Dataset items

START

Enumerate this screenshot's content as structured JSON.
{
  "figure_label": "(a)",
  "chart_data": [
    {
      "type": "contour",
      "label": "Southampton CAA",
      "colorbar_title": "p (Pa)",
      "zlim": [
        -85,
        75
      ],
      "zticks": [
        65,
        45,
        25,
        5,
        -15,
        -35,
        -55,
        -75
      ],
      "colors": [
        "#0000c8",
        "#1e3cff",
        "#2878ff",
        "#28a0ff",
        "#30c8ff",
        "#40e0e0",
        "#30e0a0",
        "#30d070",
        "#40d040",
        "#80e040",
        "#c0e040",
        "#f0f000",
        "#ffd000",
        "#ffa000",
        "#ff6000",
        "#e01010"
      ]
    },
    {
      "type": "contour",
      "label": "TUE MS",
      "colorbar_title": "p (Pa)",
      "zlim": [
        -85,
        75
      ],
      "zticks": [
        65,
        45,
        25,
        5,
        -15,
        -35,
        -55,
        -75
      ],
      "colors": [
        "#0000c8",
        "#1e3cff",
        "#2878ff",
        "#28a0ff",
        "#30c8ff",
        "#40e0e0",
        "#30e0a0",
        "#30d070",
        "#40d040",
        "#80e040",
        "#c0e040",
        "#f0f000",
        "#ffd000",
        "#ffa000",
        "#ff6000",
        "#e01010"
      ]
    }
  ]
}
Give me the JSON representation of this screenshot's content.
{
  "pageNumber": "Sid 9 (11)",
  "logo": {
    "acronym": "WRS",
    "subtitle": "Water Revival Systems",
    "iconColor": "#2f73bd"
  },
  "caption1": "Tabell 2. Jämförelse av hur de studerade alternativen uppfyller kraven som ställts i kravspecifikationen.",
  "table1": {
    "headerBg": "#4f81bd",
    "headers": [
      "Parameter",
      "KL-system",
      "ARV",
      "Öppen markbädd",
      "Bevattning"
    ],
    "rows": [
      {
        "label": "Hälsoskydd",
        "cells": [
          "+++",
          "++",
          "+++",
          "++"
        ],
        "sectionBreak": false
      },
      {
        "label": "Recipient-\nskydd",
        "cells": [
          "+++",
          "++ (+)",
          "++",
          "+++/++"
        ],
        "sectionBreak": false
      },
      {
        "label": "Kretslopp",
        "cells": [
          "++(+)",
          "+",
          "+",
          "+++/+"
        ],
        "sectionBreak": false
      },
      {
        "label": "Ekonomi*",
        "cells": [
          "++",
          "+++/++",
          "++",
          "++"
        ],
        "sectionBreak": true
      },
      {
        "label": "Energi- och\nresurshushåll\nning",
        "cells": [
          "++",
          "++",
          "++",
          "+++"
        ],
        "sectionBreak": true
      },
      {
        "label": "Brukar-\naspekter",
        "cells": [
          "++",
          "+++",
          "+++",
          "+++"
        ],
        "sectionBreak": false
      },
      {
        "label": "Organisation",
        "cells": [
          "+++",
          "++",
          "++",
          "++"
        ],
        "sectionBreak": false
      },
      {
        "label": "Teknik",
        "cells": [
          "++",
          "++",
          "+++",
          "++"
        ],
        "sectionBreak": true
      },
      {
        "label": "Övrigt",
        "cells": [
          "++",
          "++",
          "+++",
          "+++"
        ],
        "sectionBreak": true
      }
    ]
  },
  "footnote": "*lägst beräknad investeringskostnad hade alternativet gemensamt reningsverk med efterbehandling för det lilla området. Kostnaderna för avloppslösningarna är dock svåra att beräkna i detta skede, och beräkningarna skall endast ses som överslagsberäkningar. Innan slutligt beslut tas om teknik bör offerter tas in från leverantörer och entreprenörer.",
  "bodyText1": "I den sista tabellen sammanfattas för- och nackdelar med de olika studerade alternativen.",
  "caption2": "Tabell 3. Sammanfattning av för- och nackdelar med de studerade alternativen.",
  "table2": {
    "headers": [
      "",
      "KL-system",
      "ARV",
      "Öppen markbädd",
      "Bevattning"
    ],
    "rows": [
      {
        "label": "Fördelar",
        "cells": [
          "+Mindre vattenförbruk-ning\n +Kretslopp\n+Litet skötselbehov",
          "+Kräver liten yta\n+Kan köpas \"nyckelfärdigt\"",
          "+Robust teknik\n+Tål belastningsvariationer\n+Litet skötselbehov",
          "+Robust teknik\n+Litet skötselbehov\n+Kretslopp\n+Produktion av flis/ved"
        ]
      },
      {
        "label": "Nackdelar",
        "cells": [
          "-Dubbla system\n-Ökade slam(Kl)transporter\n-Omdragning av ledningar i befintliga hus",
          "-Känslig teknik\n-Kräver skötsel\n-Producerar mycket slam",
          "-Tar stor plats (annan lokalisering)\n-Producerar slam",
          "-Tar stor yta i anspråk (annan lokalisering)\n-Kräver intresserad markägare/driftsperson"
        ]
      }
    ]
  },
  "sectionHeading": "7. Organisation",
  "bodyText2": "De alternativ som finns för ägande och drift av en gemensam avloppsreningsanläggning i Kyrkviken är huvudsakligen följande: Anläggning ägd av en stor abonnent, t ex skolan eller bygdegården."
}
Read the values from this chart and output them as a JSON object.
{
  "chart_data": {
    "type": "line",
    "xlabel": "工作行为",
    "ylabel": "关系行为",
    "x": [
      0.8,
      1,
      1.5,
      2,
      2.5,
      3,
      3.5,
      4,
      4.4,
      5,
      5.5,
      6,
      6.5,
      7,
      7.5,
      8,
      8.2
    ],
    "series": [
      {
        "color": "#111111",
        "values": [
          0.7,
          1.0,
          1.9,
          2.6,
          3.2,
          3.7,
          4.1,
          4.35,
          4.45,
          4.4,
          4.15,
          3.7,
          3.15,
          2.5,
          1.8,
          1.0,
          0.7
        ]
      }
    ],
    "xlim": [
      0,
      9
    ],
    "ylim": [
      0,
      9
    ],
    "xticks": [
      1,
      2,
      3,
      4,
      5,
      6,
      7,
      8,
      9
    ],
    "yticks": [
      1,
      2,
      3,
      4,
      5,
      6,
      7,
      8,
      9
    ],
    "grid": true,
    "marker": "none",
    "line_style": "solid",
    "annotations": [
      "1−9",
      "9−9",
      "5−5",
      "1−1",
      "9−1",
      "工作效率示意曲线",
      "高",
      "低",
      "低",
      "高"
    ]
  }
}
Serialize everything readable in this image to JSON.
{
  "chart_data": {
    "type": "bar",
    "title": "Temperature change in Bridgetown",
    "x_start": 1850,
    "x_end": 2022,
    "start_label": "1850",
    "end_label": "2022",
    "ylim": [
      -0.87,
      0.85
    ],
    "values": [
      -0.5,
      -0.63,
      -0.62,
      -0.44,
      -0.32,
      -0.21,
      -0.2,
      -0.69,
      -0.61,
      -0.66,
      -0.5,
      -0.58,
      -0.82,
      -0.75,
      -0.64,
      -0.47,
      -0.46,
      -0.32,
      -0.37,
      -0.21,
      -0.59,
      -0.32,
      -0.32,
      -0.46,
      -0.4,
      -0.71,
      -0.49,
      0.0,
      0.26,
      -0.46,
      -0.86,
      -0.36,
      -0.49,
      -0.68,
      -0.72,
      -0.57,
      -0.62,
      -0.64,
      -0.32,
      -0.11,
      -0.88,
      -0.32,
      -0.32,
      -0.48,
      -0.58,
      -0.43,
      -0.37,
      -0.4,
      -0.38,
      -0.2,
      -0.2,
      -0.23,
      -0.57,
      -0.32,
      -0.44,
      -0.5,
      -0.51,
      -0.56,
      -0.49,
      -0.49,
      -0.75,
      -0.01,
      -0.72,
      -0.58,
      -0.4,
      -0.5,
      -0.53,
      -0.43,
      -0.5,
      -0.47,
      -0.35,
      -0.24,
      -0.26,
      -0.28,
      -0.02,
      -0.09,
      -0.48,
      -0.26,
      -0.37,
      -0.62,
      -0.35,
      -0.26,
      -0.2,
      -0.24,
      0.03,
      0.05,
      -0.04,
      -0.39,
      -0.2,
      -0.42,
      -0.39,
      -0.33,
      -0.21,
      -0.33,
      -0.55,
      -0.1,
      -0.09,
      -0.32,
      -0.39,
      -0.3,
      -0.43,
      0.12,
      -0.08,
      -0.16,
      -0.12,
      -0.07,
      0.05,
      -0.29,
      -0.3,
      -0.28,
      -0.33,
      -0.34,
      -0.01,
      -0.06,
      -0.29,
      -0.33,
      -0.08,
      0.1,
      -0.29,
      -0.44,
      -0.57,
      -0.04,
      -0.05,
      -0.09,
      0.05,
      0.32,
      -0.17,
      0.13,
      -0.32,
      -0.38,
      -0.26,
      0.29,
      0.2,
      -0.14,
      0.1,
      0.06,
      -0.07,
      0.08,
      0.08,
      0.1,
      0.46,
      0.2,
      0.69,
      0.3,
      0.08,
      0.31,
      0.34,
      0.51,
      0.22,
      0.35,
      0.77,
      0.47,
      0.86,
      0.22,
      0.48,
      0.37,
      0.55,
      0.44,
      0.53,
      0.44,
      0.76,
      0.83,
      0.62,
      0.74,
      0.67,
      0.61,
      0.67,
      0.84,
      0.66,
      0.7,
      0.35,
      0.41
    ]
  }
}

END

Task to complete »
Using the material above, work out how many lines contain the string "screenshot". Give that number alone.

Correct answer »
2